** BEGIN **
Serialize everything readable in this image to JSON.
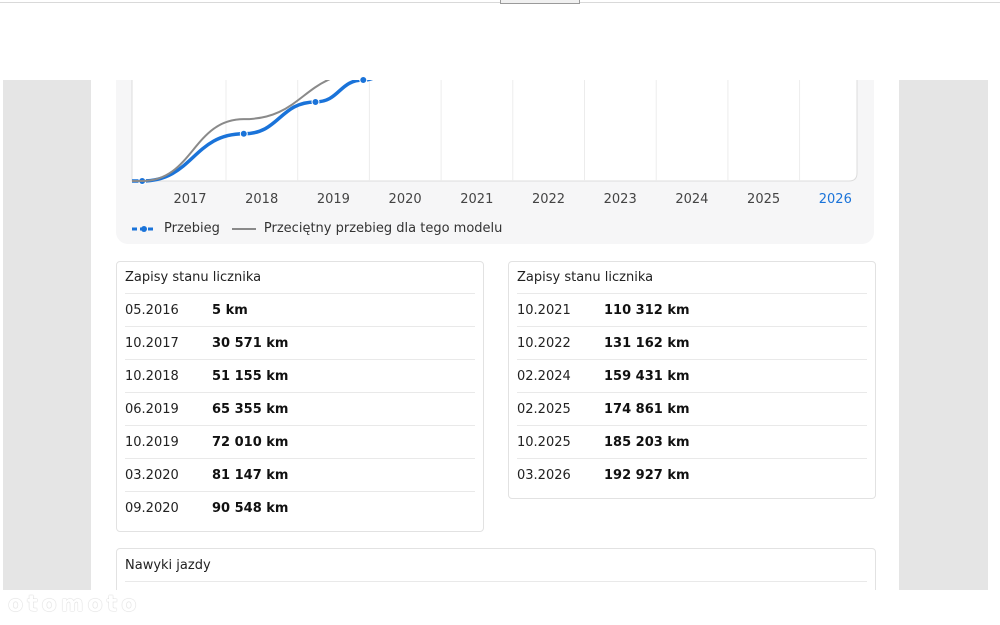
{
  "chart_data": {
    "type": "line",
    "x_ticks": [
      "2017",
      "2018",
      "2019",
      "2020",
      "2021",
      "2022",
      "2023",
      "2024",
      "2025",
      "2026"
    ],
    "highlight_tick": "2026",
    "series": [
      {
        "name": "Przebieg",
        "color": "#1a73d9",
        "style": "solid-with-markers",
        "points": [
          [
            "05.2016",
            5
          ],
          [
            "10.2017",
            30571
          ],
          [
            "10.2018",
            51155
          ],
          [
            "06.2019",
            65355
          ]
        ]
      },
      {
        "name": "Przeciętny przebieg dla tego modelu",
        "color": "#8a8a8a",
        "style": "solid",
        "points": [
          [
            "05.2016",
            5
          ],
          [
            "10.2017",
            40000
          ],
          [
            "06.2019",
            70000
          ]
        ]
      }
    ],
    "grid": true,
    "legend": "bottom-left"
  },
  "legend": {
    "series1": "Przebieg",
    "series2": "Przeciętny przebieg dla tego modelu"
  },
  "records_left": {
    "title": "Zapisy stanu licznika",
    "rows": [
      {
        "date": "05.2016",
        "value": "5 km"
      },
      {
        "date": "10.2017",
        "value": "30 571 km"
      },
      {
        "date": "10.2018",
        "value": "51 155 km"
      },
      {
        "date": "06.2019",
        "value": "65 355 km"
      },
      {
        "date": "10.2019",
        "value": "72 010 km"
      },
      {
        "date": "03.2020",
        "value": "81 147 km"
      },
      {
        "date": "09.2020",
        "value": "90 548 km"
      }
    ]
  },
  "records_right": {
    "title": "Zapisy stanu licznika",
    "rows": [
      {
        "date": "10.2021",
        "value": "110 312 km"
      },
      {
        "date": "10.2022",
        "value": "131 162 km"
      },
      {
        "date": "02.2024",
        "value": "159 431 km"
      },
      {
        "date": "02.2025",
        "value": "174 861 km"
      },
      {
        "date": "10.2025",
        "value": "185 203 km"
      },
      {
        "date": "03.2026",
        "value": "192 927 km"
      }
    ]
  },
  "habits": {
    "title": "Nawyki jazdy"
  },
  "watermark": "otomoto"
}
** END **
> [Task to carry out]
Gather each line of the listing containing the word "style" and show it.

> [The completed task]
        "style": "solid-with-markers",
        "style": "solid",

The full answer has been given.